▸ Your task: Find the lines that contain the word "JSON" and copy each one.

(Dataset listings of figures)
• • • • • • •

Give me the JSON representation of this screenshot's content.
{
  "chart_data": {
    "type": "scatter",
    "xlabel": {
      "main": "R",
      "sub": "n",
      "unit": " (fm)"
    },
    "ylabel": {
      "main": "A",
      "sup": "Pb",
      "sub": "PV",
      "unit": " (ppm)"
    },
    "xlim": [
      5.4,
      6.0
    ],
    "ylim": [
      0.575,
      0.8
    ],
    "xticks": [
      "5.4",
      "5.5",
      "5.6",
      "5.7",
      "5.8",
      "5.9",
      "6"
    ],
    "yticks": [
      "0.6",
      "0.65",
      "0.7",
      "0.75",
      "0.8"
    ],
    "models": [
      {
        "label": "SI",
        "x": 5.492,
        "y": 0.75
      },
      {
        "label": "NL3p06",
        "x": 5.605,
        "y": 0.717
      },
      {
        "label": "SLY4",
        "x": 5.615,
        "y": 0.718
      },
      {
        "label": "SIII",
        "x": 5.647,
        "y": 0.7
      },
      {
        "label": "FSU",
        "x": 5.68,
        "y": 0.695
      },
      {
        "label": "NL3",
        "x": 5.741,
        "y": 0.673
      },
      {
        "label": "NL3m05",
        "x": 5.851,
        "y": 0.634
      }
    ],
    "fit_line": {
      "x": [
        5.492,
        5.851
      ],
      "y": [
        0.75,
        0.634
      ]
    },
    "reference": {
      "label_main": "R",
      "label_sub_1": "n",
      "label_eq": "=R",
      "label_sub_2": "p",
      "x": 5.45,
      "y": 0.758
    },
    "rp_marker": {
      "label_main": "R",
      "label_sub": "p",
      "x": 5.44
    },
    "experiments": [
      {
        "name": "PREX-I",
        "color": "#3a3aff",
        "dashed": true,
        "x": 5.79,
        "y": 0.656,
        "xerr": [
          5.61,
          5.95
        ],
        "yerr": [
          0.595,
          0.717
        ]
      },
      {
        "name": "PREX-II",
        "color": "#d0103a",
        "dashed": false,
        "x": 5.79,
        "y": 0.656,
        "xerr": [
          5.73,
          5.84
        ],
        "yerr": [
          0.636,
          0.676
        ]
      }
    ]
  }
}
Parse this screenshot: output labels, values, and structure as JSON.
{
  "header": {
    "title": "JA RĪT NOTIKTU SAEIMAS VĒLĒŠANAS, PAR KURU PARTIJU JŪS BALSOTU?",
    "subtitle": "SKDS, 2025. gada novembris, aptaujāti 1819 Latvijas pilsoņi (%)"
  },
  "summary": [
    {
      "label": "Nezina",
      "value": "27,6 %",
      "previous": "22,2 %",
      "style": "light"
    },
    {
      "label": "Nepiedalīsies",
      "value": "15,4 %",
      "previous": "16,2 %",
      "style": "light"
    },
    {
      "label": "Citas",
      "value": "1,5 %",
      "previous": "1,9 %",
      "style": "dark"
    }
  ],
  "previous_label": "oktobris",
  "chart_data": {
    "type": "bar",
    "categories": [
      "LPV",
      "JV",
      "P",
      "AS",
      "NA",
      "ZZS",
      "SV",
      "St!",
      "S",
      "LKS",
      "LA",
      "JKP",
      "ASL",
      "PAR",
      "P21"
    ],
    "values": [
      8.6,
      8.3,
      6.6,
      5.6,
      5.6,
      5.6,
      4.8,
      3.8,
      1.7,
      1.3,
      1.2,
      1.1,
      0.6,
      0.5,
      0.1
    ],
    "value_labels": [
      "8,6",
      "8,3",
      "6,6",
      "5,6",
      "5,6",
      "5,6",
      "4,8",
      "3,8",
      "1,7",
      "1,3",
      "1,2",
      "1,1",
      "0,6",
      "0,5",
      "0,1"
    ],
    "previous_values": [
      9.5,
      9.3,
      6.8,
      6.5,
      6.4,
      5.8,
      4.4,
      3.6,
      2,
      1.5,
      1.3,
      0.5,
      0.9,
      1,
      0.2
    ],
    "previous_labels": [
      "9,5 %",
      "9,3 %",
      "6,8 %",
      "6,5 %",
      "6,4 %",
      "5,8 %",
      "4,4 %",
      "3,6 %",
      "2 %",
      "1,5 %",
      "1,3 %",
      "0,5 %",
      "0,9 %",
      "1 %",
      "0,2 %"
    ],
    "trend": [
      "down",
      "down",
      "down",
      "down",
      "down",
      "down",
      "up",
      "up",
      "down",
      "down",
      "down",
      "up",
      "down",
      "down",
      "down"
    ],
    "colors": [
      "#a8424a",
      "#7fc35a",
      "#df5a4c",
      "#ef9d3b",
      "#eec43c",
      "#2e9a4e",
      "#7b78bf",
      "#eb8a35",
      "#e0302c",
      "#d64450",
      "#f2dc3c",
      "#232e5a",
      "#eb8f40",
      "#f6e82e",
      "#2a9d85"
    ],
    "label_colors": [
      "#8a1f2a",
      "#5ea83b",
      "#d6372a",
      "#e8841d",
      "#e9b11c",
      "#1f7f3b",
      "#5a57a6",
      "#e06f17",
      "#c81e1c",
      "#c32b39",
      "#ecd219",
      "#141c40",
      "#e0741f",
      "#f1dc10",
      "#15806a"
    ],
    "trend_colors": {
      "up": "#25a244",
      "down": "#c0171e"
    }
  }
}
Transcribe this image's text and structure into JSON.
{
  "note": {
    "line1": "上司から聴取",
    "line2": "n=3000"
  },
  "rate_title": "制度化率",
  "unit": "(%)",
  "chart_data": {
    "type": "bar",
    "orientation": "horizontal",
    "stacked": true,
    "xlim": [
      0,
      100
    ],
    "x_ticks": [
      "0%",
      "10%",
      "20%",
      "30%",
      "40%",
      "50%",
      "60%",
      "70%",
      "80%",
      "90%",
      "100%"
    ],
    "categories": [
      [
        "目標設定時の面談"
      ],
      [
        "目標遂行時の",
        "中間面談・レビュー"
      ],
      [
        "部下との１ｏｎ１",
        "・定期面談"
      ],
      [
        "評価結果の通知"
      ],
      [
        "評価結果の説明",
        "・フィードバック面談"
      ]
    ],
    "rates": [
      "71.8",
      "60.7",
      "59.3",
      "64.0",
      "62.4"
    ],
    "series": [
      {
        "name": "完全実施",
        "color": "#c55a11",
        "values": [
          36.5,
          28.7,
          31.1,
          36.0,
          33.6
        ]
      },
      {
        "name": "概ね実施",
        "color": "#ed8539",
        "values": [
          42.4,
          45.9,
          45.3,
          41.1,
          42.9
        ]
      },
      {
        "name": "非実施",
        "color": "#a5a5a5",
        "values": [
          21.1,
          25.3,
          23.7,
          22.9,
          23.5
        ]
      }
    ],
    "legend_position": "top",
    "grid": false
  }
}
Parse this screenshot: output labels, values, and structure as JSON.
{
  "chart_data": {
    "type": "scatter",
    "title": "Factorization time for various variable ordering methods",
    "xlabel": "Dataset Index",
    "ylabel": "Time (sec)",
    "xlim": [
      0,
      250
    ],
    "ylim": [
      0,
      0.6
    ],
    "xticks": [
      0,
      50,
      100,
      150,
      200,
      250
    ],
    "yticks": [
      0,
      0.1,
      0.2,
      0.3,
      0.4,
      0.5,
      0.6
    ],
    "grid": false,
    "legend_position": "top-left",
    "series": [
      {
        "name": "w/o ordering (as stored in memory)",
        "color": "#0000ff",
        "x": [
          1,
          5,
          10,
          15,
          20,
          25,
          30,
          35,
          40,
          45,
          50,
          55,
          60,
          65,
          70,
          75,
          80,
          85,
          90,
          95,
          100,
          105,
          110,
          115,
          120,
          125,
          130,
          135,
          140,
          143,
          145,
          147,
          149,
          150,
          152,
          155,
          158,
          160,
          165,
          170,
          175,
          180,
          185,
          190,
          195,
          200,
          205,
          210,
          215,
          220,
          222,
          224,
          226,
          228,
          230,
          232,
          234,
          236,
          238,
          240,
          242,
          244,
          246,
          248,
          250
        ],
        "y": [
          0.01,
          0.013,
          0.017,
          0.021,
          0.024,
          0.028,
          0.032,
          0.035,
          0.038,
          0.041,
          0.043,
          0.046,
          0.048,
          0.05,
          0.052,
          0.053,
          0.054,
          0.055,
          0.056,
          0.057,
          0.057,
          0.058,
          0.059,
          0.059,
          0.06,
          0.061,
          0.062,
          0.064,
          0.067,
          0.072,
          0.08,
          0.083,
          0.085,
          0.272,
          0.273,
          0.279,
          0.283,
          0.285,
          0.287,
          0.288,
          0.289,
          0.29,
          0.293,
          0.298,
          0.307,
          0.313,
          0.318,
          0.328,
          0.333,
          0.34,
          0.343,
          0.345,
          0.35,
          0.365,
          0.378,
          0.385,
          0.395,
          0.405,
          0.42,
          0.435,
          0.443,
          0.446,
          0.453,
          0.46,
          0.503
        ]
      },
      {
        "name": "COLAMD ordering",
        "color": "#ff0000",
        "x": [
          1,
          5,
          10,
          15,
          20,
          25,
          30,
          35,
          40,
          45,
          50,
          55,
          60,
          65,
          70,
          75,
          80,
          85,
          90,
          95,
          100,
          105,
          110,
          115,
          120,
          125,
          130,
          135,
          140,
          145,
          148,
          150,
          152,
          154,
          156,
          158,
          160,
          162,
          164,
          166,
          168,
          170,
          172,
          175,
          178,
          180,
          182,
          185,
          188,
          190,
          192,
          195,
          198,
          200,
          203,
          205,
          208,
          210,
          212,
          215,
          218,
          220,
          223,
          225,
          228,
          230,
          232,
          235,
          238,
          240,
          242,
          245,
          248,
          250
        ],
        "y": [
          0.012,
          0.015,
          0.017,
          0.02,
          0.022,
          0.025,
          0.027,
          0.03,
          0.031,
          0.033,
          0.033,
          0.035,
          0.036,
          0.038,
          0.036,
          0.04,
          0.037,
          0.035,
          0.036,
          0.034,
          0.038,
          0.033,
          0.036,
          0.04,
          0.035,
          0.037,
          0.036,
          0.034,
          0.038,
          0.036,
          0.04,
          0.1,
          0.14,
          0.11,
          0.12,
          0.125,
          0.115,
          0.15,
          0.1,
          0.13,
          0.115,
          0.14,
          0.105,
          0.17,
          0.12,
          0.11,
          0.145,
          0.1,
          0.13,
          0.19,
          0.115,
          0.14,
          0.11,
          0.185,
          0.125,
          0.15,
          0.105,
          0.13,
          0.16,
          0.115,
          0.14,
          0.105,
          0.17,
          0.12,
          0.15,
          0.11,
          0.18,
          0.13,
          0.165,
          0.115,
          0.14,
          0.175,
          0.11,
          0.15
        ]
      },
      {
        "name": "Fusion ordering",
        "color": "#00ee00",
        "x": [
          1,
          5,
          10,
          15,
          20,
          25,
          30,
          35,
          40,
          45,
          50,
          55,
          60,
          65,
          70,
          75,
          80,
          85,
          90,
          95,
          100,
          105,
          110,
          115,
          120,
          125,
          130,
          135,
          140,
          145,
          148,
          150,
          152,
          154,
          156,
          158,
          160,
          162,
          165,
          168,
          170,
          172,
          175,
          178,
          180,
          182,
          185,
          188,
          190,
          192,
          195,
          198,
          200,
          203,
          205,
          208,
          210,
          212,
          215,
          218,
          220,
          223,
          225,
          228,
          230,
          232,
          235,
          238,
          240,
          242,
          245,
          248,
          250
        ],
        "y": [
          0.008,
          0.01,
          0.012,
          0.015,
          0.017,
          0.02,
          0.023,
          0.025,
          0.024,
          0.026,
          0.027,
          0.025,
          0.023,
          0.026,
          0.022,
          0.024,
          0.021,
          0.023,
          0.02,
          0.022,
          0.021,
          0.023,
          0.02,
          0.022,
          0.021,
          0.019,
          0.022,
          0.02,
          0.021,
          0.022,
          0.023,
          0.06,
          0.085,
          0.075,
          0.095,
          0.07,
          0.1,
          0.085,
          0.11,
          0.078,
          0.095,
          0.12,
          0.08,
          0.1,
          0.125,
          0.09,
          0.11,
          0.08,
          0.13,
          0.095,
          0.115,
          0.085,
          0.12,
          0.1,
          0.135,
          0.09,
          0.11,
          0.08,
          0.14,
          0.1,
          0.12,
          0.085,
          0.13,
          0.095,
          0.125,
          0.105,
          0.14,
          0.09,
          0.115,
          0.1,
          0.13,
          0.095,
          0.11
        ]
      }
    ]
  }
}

• • • • • • •

▸ Solution to the exercise:
Give me the JSON representation of this screenshot's content.
Parse this screenshot: output labels, values, and structure as JSON.
Transcribe this image's text and structure into JSON.
Parse this screenshot: output labels, values, and structure as JSON.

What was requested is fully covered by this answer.